● **Challenge**
Replace every occurrence of "Localize" with "Locate" in the material below, leaving everything else unchanged. Omit the pictures from your copy.

[Element location listings]
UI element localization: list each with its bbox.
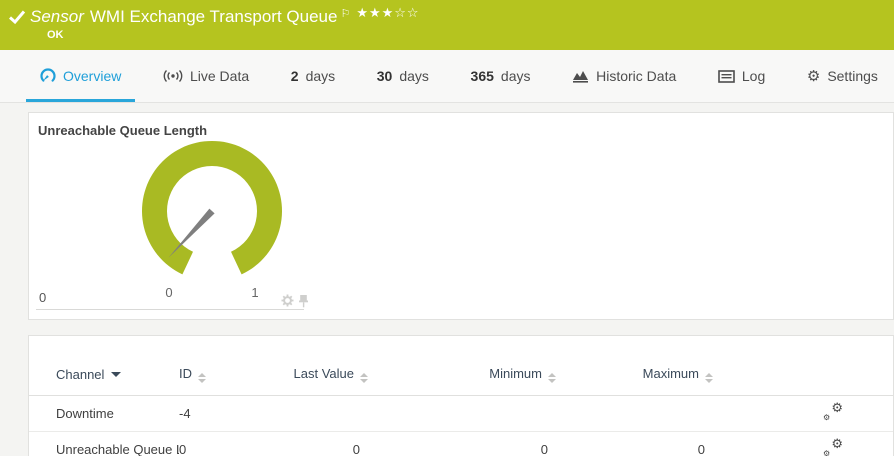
channel-table: Channel ID Last Value Minimum Maximum — [29, 336, 894, 456]
tab-log[interactable]: Log — [704, 50, 779, 102]
gauge-panel: Unreachable Queue Length 0 1 0 — [28, 112, 894, 320]
channel-settings-gears-icon[interactable]: ⚙ ⚙ — [823, 404, 843, 420]
channel-table-panel: Channel ID Last Value Minimum Maximum — [28, 335, 894, 456]
broadcast-icon — [163, 69, 183, 83]
gauge-scale-max: 1 — [251, 285, 258, 300]
column-header-last-value-label: Last Value — [294, 366, 354, 381]
gauge-footer-divider — [36, 309, 304, 310]
channel-name[interactable]: Downtime — [29, 396, 179, 432]
unreachable-queue-length-gauge: 0 1 — [112, 136, 312, 304]
gauge-arc — [142, 141, 282, 274]
column-header-minimum-label: Minimum — [489, 366, 542, 381]
channel-minimum: 0 — [374, 432, 562, 456]
channel-last-value: 0 — [274, 432, 374, 456]
tab-30-days-number: 30 — [377, 68, 393, 84]
object-kind-label: Sensor — [30, 7, 84, 27]
tab-30-days[interactable]: 30 days — [363, 50, 443, 102]
channel-last-value — [274, 396, 374, 432]
tab-live-data-label: Live Data — [190, 68, 249, 84]
column-header-channel[interactable]: Channel — [29, 336, 179, 396]
page-title: WMI Exchange Transport Queue — [90, 7, 338, 27]
tab-365-days-number: 365 — [471, 68, 494, 84]
column-header-id[interactable]: ID — [179, 336, 274, 396]
tab-2-days-label: days — [306, 68, 336, 84]
sort-icon — [548, 373, 556, 383]
tab-overview[interactable]: Overview — [26, 50, 135, 102]
tab-2-days[interactable]: 2 days — [277, 50, 349, 102]
tab-30-days-label: days — [399, 68, 429, 84]
tab-overview-label: Overview — [63, 68, 121, 84]
sensor-status-header: Sensor WMI Exchange Transport Queue ⚐ ★★… — [0, 0, 894, 50]
gauge-icon — [40, 68, 56, 84]
log-list-icon — [718, 70, 735, 83]
channel-maximum: 0 — [562, 432, 719, 456]
priority-stars[interactable]: ★★★☆☆ — [356, 5, 419, 21]
tab-settings-label: Settings — [827, 68, 878, 84]
tab-live-data[interactable]: Live Data — [149, 50, 263, 102]
channel-minimum — [374, 396, 562, 432]
tab-bar: Overview Live Data 2 days 30 days 365 da… — [0, 50, 894, 103]
stars-empty[interactable]: ☆☆ — [394, 5, 419, 20]
channel-name[interactable]: Unreachable Queue Len... — [29, 432, 179, 456]
tab-365-days[interactable]: 365 days — [457, 50, 545, 102]
sort-icon — [360, 373, 368, 383]
stars-filled[interactable]: ★★★ — [356, 5, 394, 20]
status-ok-checkmark-icon — [8, 8, 26, 26]
gear-icon: ⚙ — [807, 69, 820, 84]
tab-log-label: Log — [742, 68, 765, 84]
table-row-unreachable-queue-length[interactable]: Unreachable Queue Len... 0 0 0 0 ⚙ ⚙ — [29, 432, 894, 456]
column-header-maximum[interactable]: Maximum — [562, 336, 719, 396]
channel-id: 0 — [179, 432, 274, 456]
column-header-maximum-label: Maximum — [643, 366, 699, 381]
channel-settings-gears-icon[interactable]: ⚙ ⚙ — [823, 440, 843, 456]
channel-maximum — [562, 396, 719, 432]
tab-365-days-label: days — [501, 68, 531, 84]
channel-id: -4 — [179, 396, 274, 432]
sort-desc-icon — [111, 372, 121, 377]
gauge-axis-zero-label: 0 — [39, 290, 46, 305]
tab-historic-data-label: Historic Data — [596, 68, 676, 84]
pin-icon[interactable] — [298, 294, 309, 308]
sort-icon — [705, 373, 713, 383]
table-row-downtime[interactable]: Downtime -4 ⚙ ⚙ — [29, 396, 894, 432]
column-header-last-value[interactable]: Last Value — [274, 336, 374, 396]
tab-settings[interactable]: ⚙ Settings — [793, 50, 892, 102]
column-header-id-label: ID — [179, 366, 192, 381]
tab-2-days-number: 2 — [291, 68, 299, 84]
sort-icon — [198, 373, 206, 383]
tab-historic-data[interactable]: Historic Data — [558, 50, 690, 102]
widget-gear-icon[interactable] — [281, 294, 294, 307]
gauge-needle — [168, 209, 214, 258]
gauge-scale-min: 0 — [165, 285, 172, 300]
area-chart-icon — [572, 69, 589, 83]
column-header-channel-label: Channel — [56, 367, 104, 382]
column-header-minimum[interactable]: Minimum — [374, 336, 562, 396]
flag-icon[interactable]: ⚐ — [340, 7, 350, 20]
column-header-actions — [719, 336, 894, 396]
status-badge: OK — [47, 29, 64, 41]
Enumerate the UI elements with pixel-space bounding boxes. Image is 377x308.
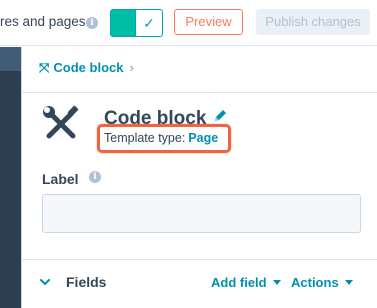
template-type-highlight: Template type: Page	[97, 124, 231, 153]
add-field-dropdown[interactable]: Add field	[211, 275, 281, 290]
pencil-icon[interactable]	[212, 108, 228, 124]
actions-dropdown[interactable]: Actions	[291, 275, 353, 290]
info-icon[interactable]: i	[89, 171, 101, 183]
tools-icon: ⤧	[39, 60, 50, 75]
left-dark-panel	[0, 47, 21, 308]
caret-down-icon	[272, 280, 281, 285]
template-type-label: Template type:	[104, 131, 186, 145]
caret-down-icon	[344, 280, 353, 285]
module-editor-panel: ⤧ Code block › Code block Template type: Pa…	[21, 47, 377, 308]
template-type-value-link[interactable]: Page	[188, 131, 218, 145]
label-field-title: Label	[42, 171, 79, 187]
apply-changes-label: res and pages	[0, 14, 86, 29]
fields-section-title: Fields	[66, 274, 107, 290]
label-input[interactable]	[42, 194, 361, 233]
check-icon: ✓	[135, 10, 162, 36]
info-icon[interactable]: i	[86, 17, 98, 29]
preview-button[interactable]: Preview	[174, 9, 243, 35]
fields-section-header: Fields Add field Actions	[22, 259, 377, 308]
breadcrumb[interactable]: ⤧ Code block ›	[39, 60, 134, 76]
actions-label: Actions	[291, 275, 339, 290]
chevron-down-icon[interactable]	[39, 276, 51, 288]
breadcrumb-label: Code block	[53, 60, 124, 75]
chevron-right-icon: ›	[129, 60, 134, 75]
left-panel-header-strip	[0, 47, 21, 71]
tools-icon	[43, 105, 79, 139]
add-field-label: Add field	[211, 275, 267, 290]
apply-changes-toggle[interactable]: ✓	[110, 9, 163, 37]
editor-top-bar: res and pages i ✓ Preview Publish change…	[0, 0, 377, 46]
breadcrumb-bar: ⤧ Code block ›	[22, 47, 377, 93]
publish-changes-button[interactable]: Publish changes	[256, 9, 370, 35]
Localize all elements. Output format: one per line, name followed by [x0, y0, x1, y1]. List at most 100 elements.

● **Written reply**
UI element localization: list each with its bbox.
channel-table: Channel ID Last Value Minimum Maximum — [29, 336, 894, 456]
tab-log[interactable]: Log — [704, 50, 779, 102]
gauge-panel: Unreachable Queue Length 0 1 0 — [28, 112, 894, 320]
channel-settings-gears-icon[interactable]: ⚙ ⚙ — [823, 404, 843, 420]
channel-table-panel: Channel ID Last Value Minimum Maximum — [28, 335, 894, 456]
broadcast-icon — [163, 69, 183, 83]
gauge-scale-max: 1 — [251, 285, 258, 300]
column-header-last-value-label: Last Value — [294, 366, 354, 381]
gauge-footer-divider — [36, 309, 304, 310]
channel-name[interactable]: Downtime — [29, 396, 179, 432]
unreachable-queue-length-gauge: 0 1 — [112, 136, 312, 304]
gauge-arc — [142, 141, 282, 274]
column-header-minimum-label: Minimum — [489, 366, 542, 381]
channel-minimum: 0 — [374, 432, 562, 456]
channel-last-value: 0 — [274, 432, 374, 456]
tab-30-days-number: 30 — [377, 68, 393, 84]
object-kind-label: Sensor — [30, 7, 84, 27]
tab-30-days[interactable]: 30 days — [363, 50, 443, 102]
channel-last-value — [274, 396, 374, 432]
tab-live-data-label: Live Data — [190, 68, 249, 84]
column-header-channel[interactable]: Channel — [29, 336, 179, 396]
page-title: WMI Exchange Transport Queue — [90, 7, 338, 27]
tab-365-days-number: 365 — [471, 68, 494, 84]
column-header-id[interactable]: ID — [179, 336, 274, 396]
tab-2-days-label: days — [306, 68, 336, 84]
sort-icon — [548, 373, 556, 383]
tab-overview[interactable]: Overview — [26, 50, 135, 102]
tab-2-days[interactable]: 2 days — [277, 50, 349, 102]
tab-30-days-label: days — [399, 68, 429, 84]
tab-overview-label: Overview — [63, 68, 121, 84]
sensor-status-header: Sensor WMI Exchange Transport Queue ⚐ ★★… — [0, 0, 894, 50]
gauge-icon — [40, 68, 56, 84]
log-list-icon — [718, 70, 735, 83]
channel-maximum: 0 — [562, 432, 719, 456]
priority-stars[interactable]: ★★★☆☆ — [356, 5, 419, 21]
tab-settings-label: Settings — [827, 68, 878, 84]
tab-live-data[interactable]: Live Data — [149, 50, 263, 102]
channel-minimum — [374, 396, 562, 432]
tab-bar: Overview Live Data 2 days 30 days 365 da… — [0, 50, 894, 103]
stars-empty[interactable]: ☆☆ — [394, 5, 419, 20]
channel-name[interactable]: Unreachable Queue Len... — [29, 432, 179, 456]
tab-365-days[interactable]: 365 days — [457, 50, 545, 102]
sort-icon — [360, 373, 368, 383]
stars-filled[interactable]: ★★★ — [356, 5, 394, 20]
status-ok-checkmark-icon — [8, 8, 26, 26]
gear-icon: ⚙ — [807, 69, 820, 84]
tab-log-label: Log — [742, 68, 765, 84]
table-row-unreachable-queue-length[interactable]: Unreachable Queue Len... 0 0 0 0 ⚙ ⚙ — [29, 432, 894, 456]
column-header-maximum[interactable]: Maximum — [562, 336, 719, 396]
channel-id: 0 — [179, 432, 274, 456]
column-header-maximum-label: Maximum — [643, 366, 699, 381]
channel-settings-gears-icon[interactable]: ⚙ ⚙ — [823, 440, 843, 456]
channel-maximum — [562, 396, 719, 432]
tab-365-days-label: days — [501, 68, 531, 84]
channel-id: -4 — [179, 396, 274, 432]
sort-desc-icon — [111, 372, 121, 377]
gauge-axis-zero-label: 0 — [39, 290, 46, 305]
tab-historic-data-label: Historic Data — [596, 68, 676, 84]
pin-icon[interactable] — [298, 294, 309, 308]
sort-icon — [705, 373, 713, 383]
table-row-downtime[interactable]: Downtime -4 ⚙ ⚙ — [29, 396, 894, 432]
column-header-last-value[interactable]: Last Value — [274, 336, 374, 396]
tab-settings[interactable]: ⚙ Settings — [793, 50, 892, 102]
column-header-id-label: ID — [179, 366, 192, 381]
tab-2-days-number: 2 — [291, 68, 299, 84]
sort-icon — [198, 373, 206, 383]
tab-historic-data[interactable]: Historic Data — [558, 50, 690, 102]
widget-gear-icon[interactable] — [281, 294, 294, 307]
gauge-needle — [168, 209, 214, 258]
gauge-scale-min: 0 — [165, 285, 172, 300]
area-chart-icon — [572, 69, 589, 83]
column-header-channel-label: Channel — [56, 367, 104, 382]
column-header-minimum[interactable]: Minimum — [374, 336, 562, 396]
flag-icon[interactable]: ⚐ — [340, 7, 350, 20]
column-header-actions — [719, 336, 894, 396]
status-badge: OK — [47, 29, 64, 41]
Enumerate the UI elements with pixel-space bounding boxes. Image is 377x308.
template-type-highlight: Template type: Page	[97, 124, 231, 153]
add-field-dropdown[interactable]: Add field	[211, 275, 281, 290]
pencil-icon[interactable]	[212, 108, 228, 124]
actions-dropdown[interactable]: Actions	[291, 275, 353, 290]
info-icon[interactable]: i	[89, 171, 101, 183]
tools-icon: ⤧	[39, 60, 50, 75]
left-dark-panel	[0, 47, 21, 308]
caret-down-icon	[272, 280, 281, 285]
template-type-label: Template type:	[104, 131, 186, 145]
caret-down-icon	[344, 280, 353, 285]
module-editor-panel: ⤧ Code block › Code block Template type: Pa…	[21, 47, 377, 308]
template-type-value-link[interactable]: Page	[188, 131, 218, 145]
label-field-title: Label	[42, 171, 79, 187]
apply-changes-label: res and pages	[0, 14, 86, 29]
fields-section-title: Fields	[66, 274, 107, 290]
label-input[interactable]	[42, 194, 361, 233]
check-icon: ✓	[135, 10, 162, 36]
info-icon[interactable]: i	[86, 17, 98, 29]
preview-button[interactable]: Preview	[174, 9, 243, 35]
fields-section-header: Fields Add field Actions	[22, 259, 377, 308]
breadcrumb[interactable]: ⤧ Code block ›	[39, 60, 134, 76]
actions-label: Actions	[291, 275, 339, 290]
chevron-down-icon[interactable]	[39, 276, 51, 288]
breadcrumb-label: Code block	[53, 60, 124, 75]
chevron-right-icon: ›	[129, 60, 134, 75]
left-panel-header-strip	[0, 47, 21, 71]
tools-icon	[43, 105, 79, 139]
add-field-label: Add field	[211, 275, 267, 290]
apply-changes-toggle[interactable]: ✓	[110, 9, 163, 37]
editor-top-bar: res and pages i ✓ Preview Publish change…	[0, 0, 377, 46]
breadcrumb-bar: ⤧ Code block ›	[22, 47, 377, 93]
publish-changes-button[interactable]: Publish changes	[256, 9, 370, 35]
Locate all elements. Output format: one per line, name followed by [x0, y0, x1, y1]. List at most 100 elements.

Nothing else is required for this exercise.